Copy each line in which the string "name" occurs.

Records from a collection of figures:
________________________

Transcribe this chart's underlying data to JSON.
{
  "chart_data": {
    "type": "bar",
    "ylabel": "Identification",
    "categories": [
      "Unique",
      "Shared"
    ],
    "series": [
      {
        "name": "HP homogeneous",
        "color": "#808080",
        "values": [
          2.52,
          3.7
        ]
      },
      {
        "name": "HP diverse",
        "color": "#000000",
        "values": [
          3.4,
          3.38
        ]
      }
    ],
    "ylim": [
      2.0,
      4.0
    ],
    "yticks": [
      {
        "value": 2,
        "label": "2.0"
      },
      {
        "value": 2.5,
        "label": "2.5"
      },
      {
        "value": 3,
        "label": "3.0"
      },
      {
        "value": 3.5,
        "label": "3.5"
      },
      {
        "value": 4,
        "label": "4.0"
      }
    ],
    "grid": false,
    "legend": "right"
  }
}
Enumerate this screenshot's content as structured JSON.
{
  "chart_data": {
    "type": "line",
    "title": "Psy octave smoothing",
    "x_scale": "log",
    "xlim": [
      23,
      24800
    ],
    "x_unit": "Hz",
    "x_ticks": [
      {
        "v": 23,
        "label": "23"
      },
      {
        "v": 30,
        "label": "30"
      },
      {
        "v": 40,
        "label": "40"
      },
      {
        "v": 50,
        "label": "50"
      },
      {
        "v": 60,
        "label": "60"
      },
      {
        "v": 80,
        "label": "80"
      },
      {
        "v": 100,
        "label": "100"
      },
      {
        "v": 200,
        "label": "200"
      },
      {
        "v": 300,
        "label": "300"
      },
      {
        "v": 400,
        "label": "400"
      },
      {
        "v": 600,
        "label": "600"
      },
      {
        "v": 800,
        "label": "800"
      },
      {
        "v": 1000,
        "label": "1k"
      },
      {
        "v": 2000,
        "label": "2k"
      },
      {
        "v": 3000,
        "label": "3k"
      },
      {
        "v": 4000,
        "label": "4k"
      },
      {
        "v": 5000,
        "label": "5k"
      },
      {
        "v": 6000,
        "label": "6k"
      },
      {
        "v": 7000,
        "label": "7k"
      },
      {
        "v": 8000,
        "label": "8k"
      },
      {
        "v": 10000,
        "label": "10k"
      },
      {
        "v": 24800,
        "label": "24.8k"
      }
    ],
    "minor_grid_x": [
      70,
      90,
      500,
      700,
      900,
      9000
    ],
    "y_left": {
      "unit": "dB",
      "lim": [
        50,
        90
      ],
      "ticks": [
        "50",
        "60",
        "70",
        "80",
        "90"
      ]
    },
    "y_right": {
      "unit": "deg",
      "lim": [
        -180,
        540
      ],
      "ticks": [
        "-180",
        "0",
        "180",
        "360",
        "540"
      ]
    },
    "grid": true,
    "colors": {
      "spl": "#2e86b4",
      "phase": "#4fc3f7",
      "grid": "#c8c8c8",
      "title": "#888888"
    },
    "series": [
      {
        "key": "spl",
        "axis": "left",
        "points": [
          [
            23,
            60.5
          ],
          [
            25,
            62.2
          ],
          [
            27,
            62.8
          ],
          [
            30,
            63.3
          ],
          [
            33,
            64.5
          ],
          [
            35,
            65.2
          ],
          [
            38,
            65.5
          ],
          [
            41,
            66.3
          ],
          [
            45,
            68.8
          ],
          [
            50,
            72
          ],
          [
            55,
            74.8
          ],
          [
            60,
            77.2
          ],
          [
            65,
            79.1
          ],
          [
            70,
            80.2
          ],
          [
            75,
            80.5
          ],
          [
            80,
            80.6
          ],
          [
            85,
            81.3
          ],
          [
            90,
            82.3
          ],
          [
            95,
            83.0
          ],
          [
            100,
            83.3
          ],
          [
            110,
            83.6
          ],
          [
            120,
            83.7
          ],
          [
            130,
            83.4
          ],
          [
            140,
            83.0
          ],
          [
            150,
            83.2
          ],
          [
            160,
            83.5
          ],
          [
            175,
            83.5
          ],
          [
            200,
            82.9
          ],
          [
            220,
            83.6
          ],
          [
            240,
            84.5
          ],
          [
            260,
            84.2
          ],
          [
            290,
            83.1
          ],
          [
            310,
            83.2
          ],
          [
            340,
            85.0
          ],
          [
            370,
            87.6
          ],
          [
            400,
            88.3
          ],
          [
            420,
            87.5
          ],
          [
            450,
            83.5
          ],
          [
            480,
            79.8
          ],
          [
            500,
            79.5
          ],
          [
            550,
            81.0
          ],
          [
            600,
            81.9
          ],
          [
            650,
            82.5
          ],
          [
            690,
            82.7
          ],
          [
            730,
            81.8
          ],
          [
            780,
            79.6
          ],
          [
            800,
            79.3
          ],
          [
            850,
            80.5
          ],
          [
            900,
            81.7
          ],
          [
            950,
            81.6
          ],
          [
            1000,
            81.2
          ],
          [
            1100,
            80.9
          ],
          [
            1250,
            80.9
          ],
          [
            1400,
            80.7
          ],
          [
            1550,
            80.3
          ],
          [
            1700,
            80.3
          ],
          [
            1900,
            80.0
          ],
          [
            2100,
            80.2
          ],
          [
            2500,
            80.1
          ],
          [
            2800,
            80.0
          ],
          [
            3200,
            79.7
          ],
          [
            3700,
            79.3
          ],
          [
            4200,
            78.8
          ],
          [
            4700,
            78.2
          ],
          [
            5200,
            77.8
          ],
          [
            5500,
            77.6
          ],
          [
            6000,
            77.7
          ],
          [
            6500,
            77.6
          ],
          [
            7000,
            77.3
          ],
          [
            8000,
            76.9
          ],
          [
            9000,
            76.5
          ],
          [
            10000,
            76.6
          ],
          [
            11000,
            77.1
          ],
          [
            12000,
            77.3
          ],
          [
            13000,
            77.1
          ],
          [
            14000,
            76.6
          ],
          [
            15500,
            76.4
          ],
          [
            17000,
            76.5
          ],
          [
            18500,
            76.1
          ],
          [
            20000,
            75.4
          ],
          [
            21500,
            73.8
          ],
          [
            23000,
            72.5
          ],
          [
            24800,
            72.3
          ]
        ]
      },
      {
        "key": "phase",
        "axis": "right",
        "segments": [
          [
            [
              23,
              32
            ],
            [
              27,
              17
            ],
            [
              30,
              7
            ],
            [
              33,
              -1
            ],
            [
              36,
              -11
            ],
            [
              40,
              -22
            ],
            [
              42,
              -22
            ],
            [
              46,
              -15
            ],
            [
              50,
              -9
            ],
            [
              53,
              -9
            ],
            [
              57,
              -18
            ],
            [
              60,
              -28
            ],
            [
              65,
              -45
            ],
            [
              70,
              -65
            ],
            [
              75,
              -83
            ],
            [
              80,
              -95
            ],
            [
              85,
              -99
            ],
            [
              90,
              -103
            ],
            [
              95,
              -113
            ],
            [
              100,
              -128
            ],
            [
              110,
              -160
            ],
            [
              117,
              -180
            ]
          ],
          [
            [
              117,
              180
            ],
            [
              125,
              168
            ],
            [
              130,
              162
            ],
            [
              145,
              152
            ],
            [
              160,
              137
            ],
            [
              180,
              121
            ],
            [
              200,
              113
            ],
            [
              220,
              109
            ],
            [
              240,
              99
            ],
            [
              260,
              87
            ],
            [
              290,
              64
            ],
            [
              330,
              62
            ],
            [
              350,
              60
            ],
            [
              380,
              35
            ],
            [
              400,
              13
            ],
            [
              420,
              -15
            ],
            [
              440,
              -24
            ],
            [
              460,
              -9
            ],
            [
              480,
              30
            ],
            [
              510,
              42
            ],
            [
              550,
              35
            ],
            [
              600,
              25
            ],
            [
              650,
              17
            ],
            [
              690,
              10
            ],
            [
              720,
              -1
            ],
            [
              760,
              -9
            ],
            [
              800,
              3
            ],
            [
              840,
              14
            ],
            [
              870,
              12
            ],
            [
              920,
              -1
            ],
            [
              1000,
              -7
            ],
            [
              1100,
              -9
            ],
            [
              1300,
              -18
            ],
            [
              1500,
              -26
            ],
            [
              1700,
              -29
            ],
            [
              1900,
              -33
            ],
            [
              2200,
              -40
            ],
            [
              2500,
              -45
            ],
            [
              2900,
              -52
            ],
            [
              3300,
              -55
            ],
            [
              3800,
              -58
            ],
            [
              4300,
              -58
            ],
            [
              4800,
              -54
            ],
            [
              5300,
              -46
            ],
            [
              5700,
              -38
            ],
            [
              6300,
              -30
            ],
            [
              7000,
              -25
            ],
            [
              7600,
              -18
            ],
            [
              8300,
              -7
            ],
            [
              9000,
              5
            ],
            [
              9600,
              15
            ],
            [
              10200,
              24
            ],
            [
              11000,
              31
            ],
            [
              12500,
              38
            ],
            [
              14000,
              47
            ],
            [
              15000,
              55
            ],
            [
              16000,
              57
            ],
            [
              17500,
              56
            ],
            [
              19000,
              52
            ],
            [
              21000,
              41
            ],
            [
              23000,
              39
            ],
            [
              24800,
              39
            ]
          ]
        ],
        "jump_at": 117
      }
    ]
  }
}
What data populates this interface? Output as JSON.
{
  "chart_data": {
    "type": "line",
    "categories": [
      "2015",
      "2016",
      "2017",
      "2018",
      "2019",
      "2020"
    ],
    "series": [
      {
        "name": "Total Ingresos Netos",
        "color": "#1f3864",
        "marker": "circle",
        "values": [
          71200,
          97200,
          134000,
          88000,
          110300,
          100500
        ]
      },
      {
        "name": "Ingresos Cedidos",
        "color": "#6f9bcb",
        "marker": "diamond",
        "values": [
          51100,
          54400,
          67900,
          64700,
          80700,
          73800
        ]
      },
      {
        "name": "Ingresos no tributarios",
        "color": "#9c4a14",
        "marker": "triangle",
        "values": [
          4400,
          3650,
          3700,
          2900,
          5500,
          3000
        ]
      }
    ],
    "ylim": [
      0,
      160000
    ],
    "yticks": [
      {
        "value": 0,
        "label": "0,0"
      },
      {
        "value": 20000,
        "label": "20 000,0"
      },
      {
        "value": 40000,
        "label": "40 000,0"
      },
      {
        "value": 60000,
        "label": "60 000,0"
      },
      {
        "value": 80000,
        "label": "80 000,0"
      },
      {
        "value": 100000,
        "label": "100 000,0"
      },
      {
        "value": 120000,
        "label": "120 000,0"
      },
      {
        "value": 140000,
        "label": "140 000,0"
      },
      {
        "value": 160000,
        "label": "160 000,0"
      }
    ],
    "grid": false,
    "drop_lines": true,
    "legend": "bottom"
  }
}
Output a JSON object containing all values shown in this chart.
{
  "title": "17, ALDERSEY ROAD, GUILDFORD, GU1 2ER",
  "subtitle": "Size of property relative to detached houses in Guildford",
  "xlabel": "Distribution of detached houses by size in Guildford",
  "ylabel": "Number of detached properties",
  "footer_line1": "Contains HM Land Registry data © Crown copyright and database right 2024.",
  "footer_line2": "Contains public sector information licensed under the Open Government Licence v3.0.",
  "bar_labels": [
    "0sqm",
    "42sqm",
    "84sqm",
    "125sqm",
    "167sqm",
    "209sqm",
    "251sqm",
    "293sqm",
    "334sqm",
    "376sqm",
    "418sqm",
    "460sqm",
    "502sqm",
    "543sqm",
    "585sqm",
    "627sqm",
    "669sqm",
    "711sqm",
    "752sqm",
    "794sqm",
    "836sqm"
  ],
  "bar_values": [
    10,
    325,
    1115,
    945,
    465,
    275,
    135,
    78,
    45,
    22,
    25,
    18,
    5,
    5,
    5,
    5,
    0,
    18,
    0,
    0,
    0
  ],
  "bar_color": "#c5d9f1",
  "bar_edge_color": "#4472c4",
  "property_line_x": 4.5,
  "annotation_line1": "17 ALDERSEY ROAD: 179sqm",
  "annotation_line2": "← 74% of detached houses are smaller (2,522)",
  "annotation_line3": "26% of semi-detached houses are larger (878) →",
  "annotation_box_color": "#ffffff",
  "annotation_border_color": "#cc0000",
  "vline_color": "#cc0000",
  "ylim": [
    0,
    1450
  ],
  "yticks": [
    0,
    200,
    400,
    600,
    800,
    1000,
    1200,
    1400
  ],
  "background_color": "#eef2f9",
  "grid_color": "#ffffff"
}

________________________

Task result:
        "name": "HP homogeneous",
        "name": "HP diverse",
        "name": "Total Ingresos Netos",
        "name": "Ingresos Cedidos",
        "name": "Ingresos no tributarios",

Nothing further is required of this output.